-- start of Records supplied --

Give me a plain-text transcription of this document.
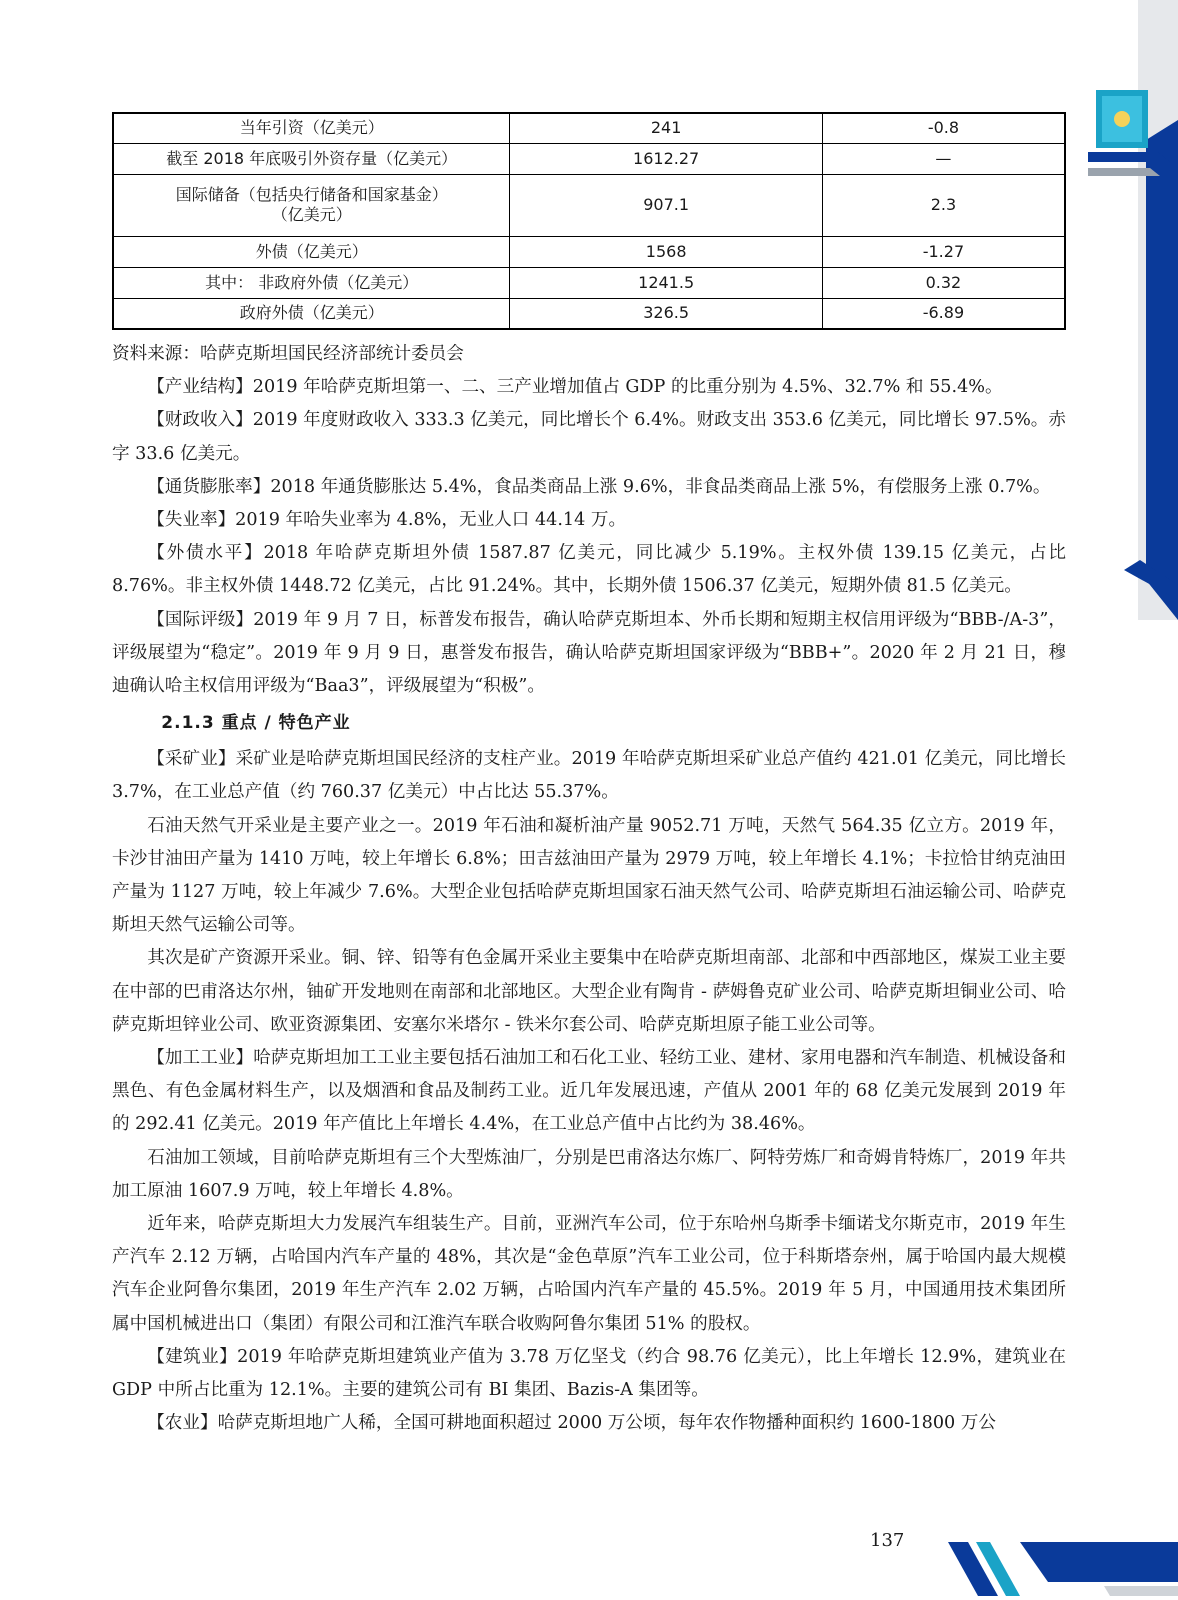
当年引资（亿美元）	241	-0.8
截至 2018 年底吸引外资存量（亿美元）	1612.27	—

国际储备（包括央行储备和国家基金）
（亿美元）	907.1	2.3
外债（亿美元）	1568	-1.27
其中： 非政府外债（亿美元）	1241.5	0.32
政府外债（亿美元）	326.5	-6.89

资料来源：哈萨克斯坦国民经济部统计委员会

【产业结构】2019 年哈萨克斯坦第一、二、三产业增加值占 GDP 的比重分别为 4.5%、32.7% 和 55.4%。

【财政收入】2019 年度财政收入 333.3 亿美元，同比增长个 6.4%。财政支出 353.6 亿美元，同比增长 97.5%。赤字 33.6 亿美元。

【通货膨胀率】2018 年通货膨胀达 5.4%，食品类商品上涨 9.6%，非食品类商品上涨 5%，有偿服务上涨 0.7%。

【失业率】2019 年哈失业率为 4.8%，无业人口 44.14 万。

【外债水平】2018 年哈萨克斯坦外债 1587.87 亿美元，同比减少 5.19%。主权外债 139.15 亿美元，占比 8.76%。非主权外债 1448.72 亿美元，占比 91.24%。其中，长期外债 1506.37 亿美元，短期外债 81.5 亿美元。

【国际评级】2019 年 9 月 7 日，标普发布报告，确认哈萨克斯坦本、外币长期和短期主权信用评级为“BBB-/A-3”，评级展望为“稳定”。2019 年 9 月 9 日，惠誉发布报告，确认哈萨克斯坦国家评级为“BBB+”。2020 年 2 月 21 日，穆迪确认哈主权信用评级为“Baa3”，评级展望为“积极”。

2.1.3 重点 / 特色产业

【采矿业】采矿业是哈萨克斯坦国民经济的支柱产业。2019 年哈萨克斯坦采矿业总产值约 421.01 亿美元，同比增长 3.7%，在工业总产值（约 760.37 亿美元）中占比达 55.37%。

石油天然气开采业是主要产业之一。2019 年石油和凝析油产量 9052.71 万吨，天然气 564.35 亿立方。2019 年，卡沙甘油田产量为 1410 万吨，较上年增长 6.8%；田吉兹油田产量为 2979 万吨，较上年增长 4.1%；卡拉恰甘纳克油田产量为 1127 万吨，较上年减少 7.6%。大型企业包括哈萨克斯坦国家石油天然气公司、哈萨克斯坦石油运输公司、哈萨克斯坦天然气运输公司等。

其次是矿产资源开采业。铜、锌、铅等有色金属开采业主要集中在哈萨克斯坦南部、北部和中西部地区，煤炭工业主要在中部的巴甫洛达尔州，铀矿开发地则在南部和北部地区。大型企业有陶肯 - 萨姆鲁克矿业公司、哈萨克斯坦铜业公司、哈萨克斯坦锌业公司、欧亚资源集团、安塞尔米塔尔 - 铁米尔套公司、哈萨克斯坦原子能工业公司等。

【加工工业】哈萨克斯坦加工工业主要包括石油加工和石化工业、轻纺工业、建材、家用电器和汽车制造、机械设备和黑色、有色金属材料生产，以及烟酒和食品及制药工业。近几年发展迅速，产值从 2001 年的 68 亿美元发展到 2019 年的 292.41 亿美元。2019 年产值比上年增长 4.4%，在工业总产值中占比约为 38.46%。

石油加工领域，目前哈萨克斯坦有三个大型炼油厂，分别是巴甫洛达尔炼厂、阿特劳炼厂和奇姆肯特炼厂，2019 年共加工原油 1607.9 万吨，较上年增长 4.8%。

近年来，哈萨克斯坦大力发展汽车组装生产。目前，亚洲汽车公司，位于东哈州乌斯季卡缅诺戈尔斯克市，2019 年生产汽车 2.12 万辆，占哈国内汽车产量的 48%，其次是“金色草原”汽车工业公司，位于科斯塔奈州，属于哈国内最大规模汽车企业阿鲁尔集团，2019 年生产汽车 2.02 万辆，占哈国内汽车产量的 45.5%。2019 年 5 月，中国通用技术集团所属中国机械进出口（集团）有限公司和江淮汽车联合收购阿鲁尔集团 51% 的股权。

【建筑业】2019 年哈萨克斯坦建筑业产值为 3.78 万亿坚戈（约合 98.76 亿美元），比上年增长 12.9%，建筑业在 GDP 中所占比重为 12.1%。主要的建筑公司有 BI 集团、Bazis-A 集团等。

【农业】哈萨克斯坦地广人稀，全国可耕地面积超过 2000 万公顷，每年农作物播种面积约 1600-1800 万公

137
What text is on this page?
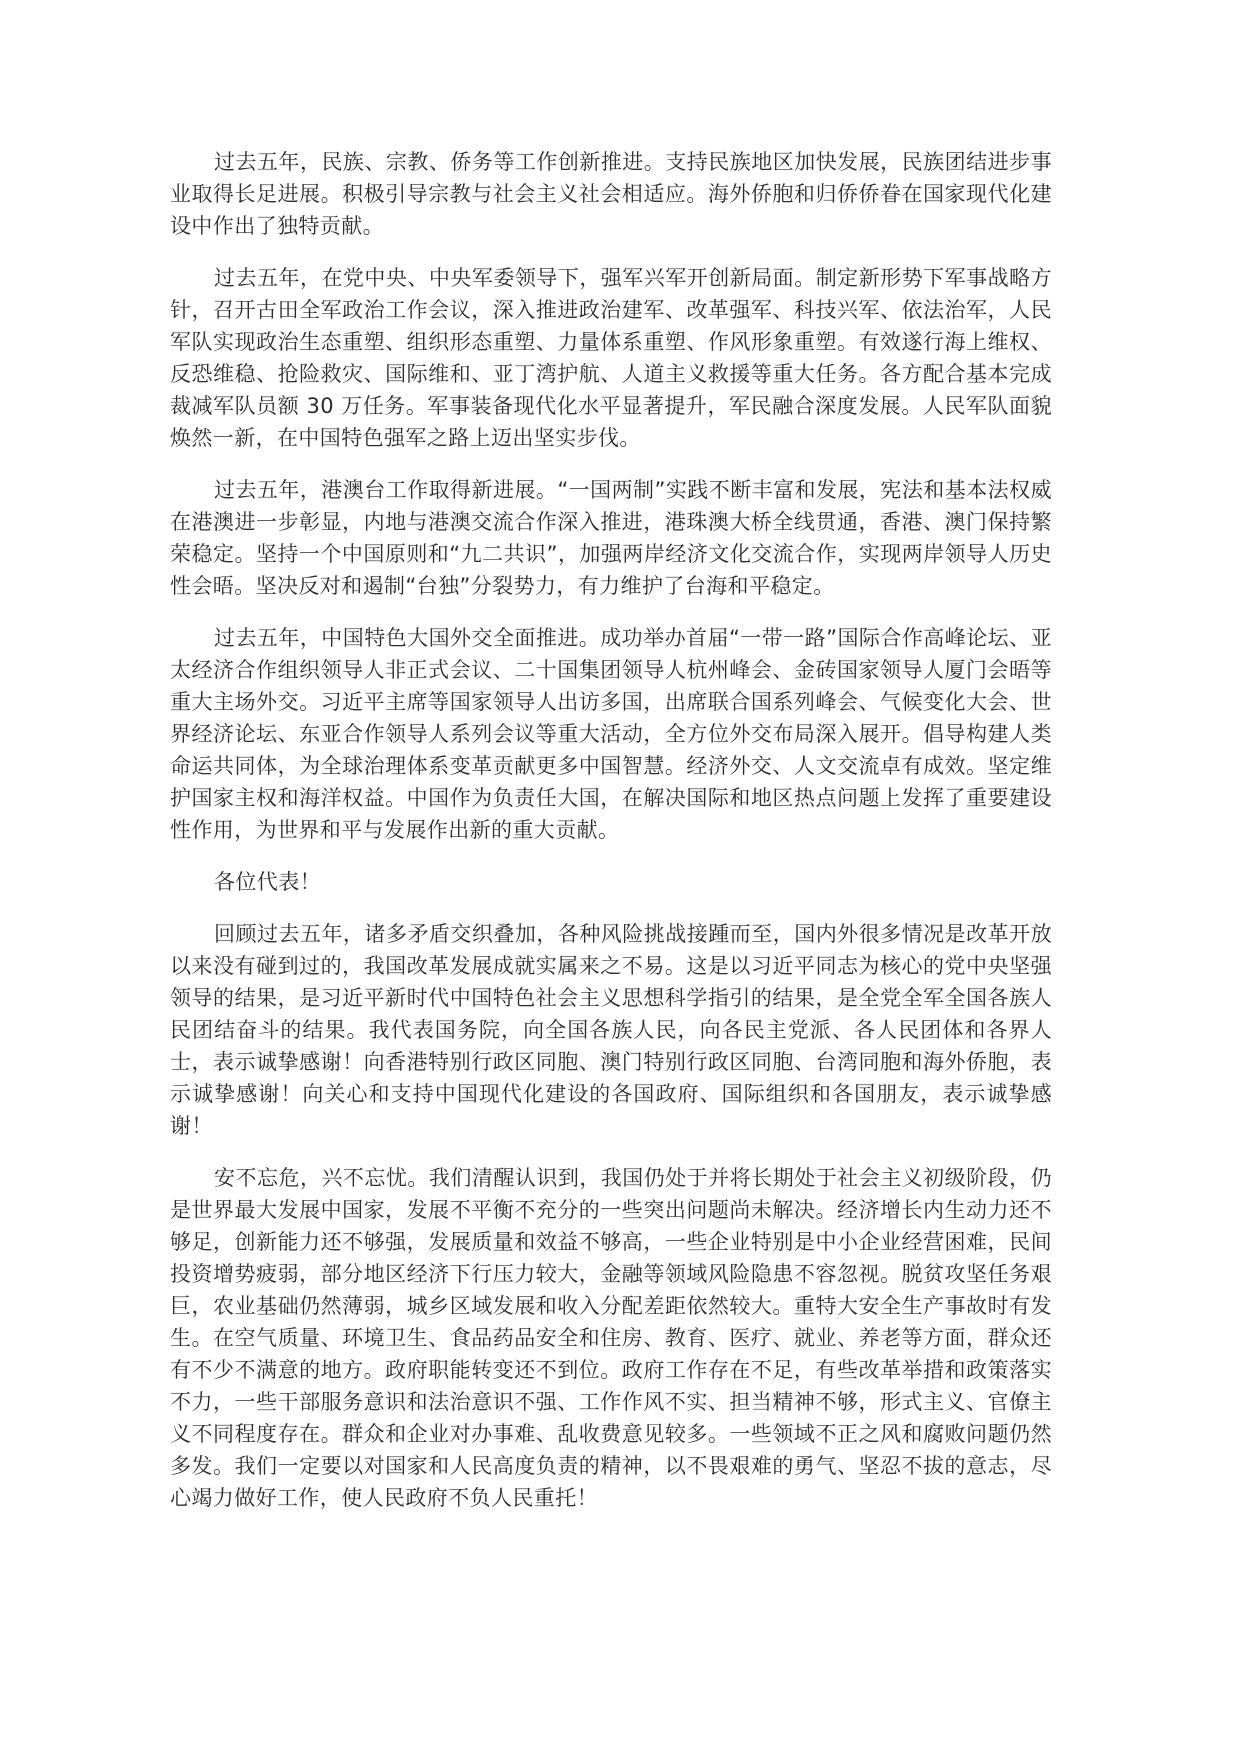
过去五年，民族、宗教、侨务等工作创新推进。支持民族地区加快发展，民族团结进步事业取得长足进展。积极引导宗教与社会主义社会相适应。海外侨胞和归侨侨眷在国家现代化建设中作出了独特贡献。

过去五年，在党中央、中央军委领导下，强军兴军开创新局面。制定新形势下军事战略方针，召开古田全军政治工作会议，深入推进政治建军、改革强军、科技兴军、依法治军，人民军队实现政治生态重塑、组织形态重塑、力量体系重塑、作风形象重塑。有效遂行海上维权、反恐维稳、抢险救灾、国际维和、亚丁湾护航、人道主义救援等重大任务。各方配合基本完成裁减军队员额 30 万任务。军事装备现代化水平显著提升，军民融合深度发展。人民军队面貌焕然一新，在中国特色强军之路上迈出坚实步伐。

过去五年，港澳台工作取得新进展。“一国两制”实践不断丰富和发展，宪法和基本法权威在港澳进一步彰显，内地与港澳交流合作深入推进，港珠澳大桥全线贯通，香港、澳门保持繁荣稳定。坚持一个中国原则和“九二共识”，加强两岸经济文化交流合作，实现两岸领导人历史性会晤。坚决反对和遏制“台独”分裂势力，有力维护了台海和平稳定。

过去五年，中国特色大国外交全面推进。成功举办首届“一带一路”国际合作高峰论坛、亚太经济合作组织领导人非正式会议、二十国集团领导人杭州峰会、金砖国家领导人厦门会晤等重大主场外交。习近平主席等国家领导人出访多国，出席联合国系列峰会、气候变化大会、世界经济论坛、东亚合作领导人系列会议等重大活动，全方位外交布局深入展开。倡导构建人类命运共同体，为全球治理体系变革贡献更多中国智慧。经济外交、人文交流卓有成效。坚定维护国家主权和海洋权益。中国作为负责任大国，在解决国际和地区热点问题上发挥了重要建设性作用，为世界和平与发展作出新的重大贡献。

各位代表！

回顾过去五年，诸多矛盾交织叠加，各种风险挑战接踵而至，国内外很多情况是改革开放以来没有碰到过的，我国改革发展成就实属来之不易。这是以习近平同志为核心的党中央坚强领导的结果，是习近平新时代中国特色社会主义思想科学指引的结果，是全党全军全国各族人民团结奋斗的结果。我代表国务院，向全国各族人民，向各民主党派、各人民团体和各界人士，表示诚挚感谢！向香港特别行政区同胞、澳门特别行政区同胞、台湾同胞和海外侨胞，表示诚挚感谢！向关心和支持中国现代化建设的各国政府、国际组织和各国朋友，表示诚挚感谢！

安不忘危，兴不忘忧。我们清醒认识到，我国仍处于并将长期处于社会主义初级阶段，仍是世界最大发展中国家，发展不平衡不充分的一些突出问题尚未解决。经济增长内生动力还不够足，创新能力还不够强，发展质量和效益不够高，一些企业特别是中小企业经营困难，民间投资增势疲弱，部分地区经济下行压力较大，金融等领域风险隐患不容忽视。脱贫攻坚任务艰巨，农业基础仍然薄弱，城乡区域发展和收入分配差距依然较大。重特大安全生产事故时有发生。在空气质量、环境卫生、食品药品安全和住房、教育、医疗、就业、养老等方面，群众还有不少不满意的地方。政府职能转变还不到位。政府工作存在不足，有些改革举措和政策落实不力，一些干部服务意识和法治意识不强、工作作风不实、担当精神不够，形式主义、官僚主义不同程度存在。群众和企业对办事难、乱收费意见较多。一些领域不正之风和腐败问题仍然多发。我们一定要以对国家和人民高度负责的精神，以不畏艰难的勇气、坚忍不拔的意志，尽心竭力做好工作，使人民政府不负人民重托！
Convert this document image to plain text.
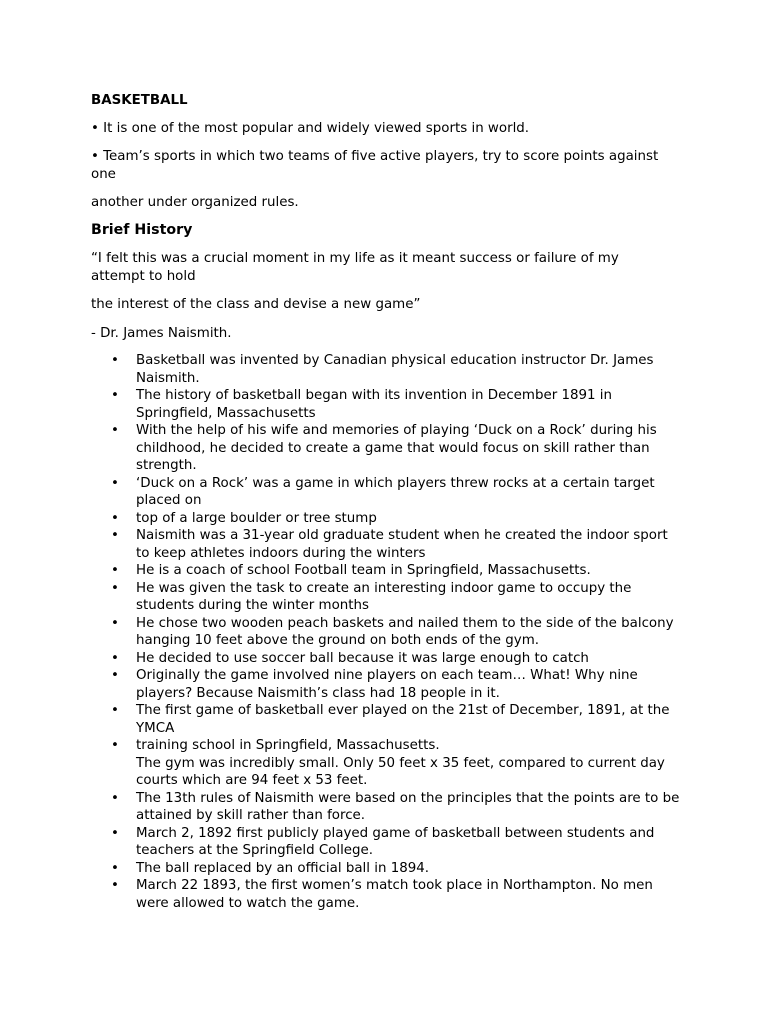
BASKETBALL

• It is one of the most popular and widely viewed sports in world.

• Team’s sports in which two teams of five active players, try to score points against one

another under organized rules.

Brief History

“I felt this was a crucial moment in my life as it meant success or failure of my attempt to hold

the interest of the class and devise a new game”

- Dr. James Naismith.

• Basketball was invented by Canadian physical education instructor Dr. James Naismith.
• The history of basketball began with its invention in December 1891 in Springfield, Massachusetts
• With the help of his wife and memories of playing ‘Duck on a Rock’ during his childhood, he decided to create a game that would focus on skill rather than strength.
• ‘Duck on a Rock’ was a game in which players threw rocks at a certain target placed on
• top of a large boulder or tree stump
• Naismith was a 31-year old graduate student when he created the indoor sport to keep athletes indoors during the winters
• He is a coach of school Football team in Springfield, Massachusetts.
• He was given the task to create an interesting indoor game to occupy the students during the winter months
• He chose two wooden peach baskets and nailed them to the side of the balcony hanging 10 feet above the ground on both ends of the gym.
• He decided to use soccer ball because it was large enough to catch
• Originally the game involved nine players on each team… What! Why nine players? Because Naismith’s class had 18 people in it.
• The first game of basketball ever played on the 21st of December, 1891, at the YMCA
• training school in Springfield, Massachusetts.
The gym was incredibly small. Only 50 feet x 35 feet, compared to current day courts which are 94 feet x 53 feet.
• The 13th rules of Naismith were based on the principles that the points are to be attained by skill rather than force.
• March 2, 1892 first publicly played game of basketball between students and teachers at the Springfield College.
• The ball replaced by an official ball in 1894.
• March 22 1893, the first women’s match took place in Northampton. No men were allowed to watch the game.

-- end of Records supplied --

Where a line of the material above holds the string "players", copy that line.

■ **Output of the task**
• Team’s sports in which two teams of five active players, try to score points against one
• ‘Duck on a Rock’ was a game in which players threw rocks at a certain target placed on
• Originally the game involved nine players on each team… What! Why nine players? Because Naismith’s class had 18 people in it.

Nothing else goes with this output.